Goal of the exercise:
Transcribe every entry word for word, but skip the images.

Records for this task:
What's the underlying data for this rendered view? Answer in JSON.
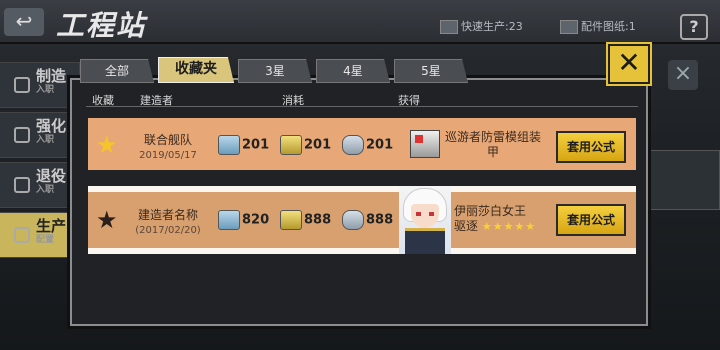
{
  "header": {
    "title": "工程站",
    "back_icon": "back-arrow-icon",
    "help_label": "?"
  },
  "resources": [
    {
      "icon": "fast-build-icon",
      "label": "快速生产:23"
    },
    {
      "icon": "blueprint-icon",
      "label": "配件图纸:1"
    }
  ],
  "side_menu": [
    {
      "label": "制造",
      "sub": "入职"
    },
    {
      "label": "强化",
      "sub": "入职"
    },
    {
      "label": "退役",
      "sub": "入职"
    },
    {
      "label": "生产",
      "sub": "配置"
    }
  ],
  "tabs": [
    "全部",
    "收藏夹",
    "3星",
    "4星",
    "5星"
  ],
  "active_tab": "收藏夹",
  "columns": {
    "fav": "收藏",
    "builder": "建造者",
    "cost": "消耗",
    "result": "获得"
  },
  "rows": [
    {
      "starred": true,
      "builder": "联合舰队",
      "date": "2019/05/17",
      "costs": [
        "201",
        "201",
        "201"
      ],
      "result": "巡游者防雷模组装甲",
      "apply": "套用公式"
    },
    {
      "starred": false,
      "builder": "建造者名称",
      "date": "(2017/02/20)",
      "costs": [
        "820",
        "888",
        "888"
      ],
      "result": "伊丽莎白女王",
      "result_sub": "驱逐",
      "result_stars": "★★★★★",
      "apply": "套用公式"
    }
  ],
  "colors": {
    "accent": "#e6c13a",
    "row": "#e8a776",
    "panel": "#202225"
  }
}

Solution:
What's the underlying data for this rendered view? Answer in JSON.
{
  "header": {
    "title": "工程站",
    "back_icon": "back-arrow-icon",
    "help_label": "?"
  },
  "resources": [
    {
      "icon": "fast-build-icon",
      "label": "快速生产:23"
    },
    {
      "icon": "blueprint-icon",
      "label": "配件图纸:1"
    }
  ],
  "side_menu": [
    {
      "label": "制造",
      "sub": "入职"
    },
    {
      "label": "强化",
      "sub": "入职"
    },
    {
      "label": "退役",
      "sub": "入职"
    },
    {
      "label": "生产",
      "sub": "配置"
    }
  ],
  "tabs": [
    "全部",
    "收藏夹",
    "3星",
    "4星",
    "5星"
  ],
  "active_tab": "收藏夹",
  "columns": {
    "fav": "收藏",
    "builder": "建造者",
    "cost": "消耗",
    "result": "获得"
  },
  "rows": [
    {
      "starred": true,
      "builder": "联合舰队",
      "date": "2019/05/17",
      "costs": [
        "201",
        "201",
        "201"
      ],
      "result": "巡游者防雷模组装甲",
      "apply": "套用公式"
    },
    {
      "starred": false,
      "builder": "建造者名称",
      "date": "(2017/02/20)",
      "costs": [
        "820",
        "888",
        "888"
      ],
      "result": "伊丽莎白女王",
      "result_sub": "驱逐",
      "result_stars": "★★★★★",
      "apply": "套用公式"
    }
  ],
  "colors": {
    "accent": "#e6c13a",
    "row": "#e8a776",
    "panel": "#202225"
  }
}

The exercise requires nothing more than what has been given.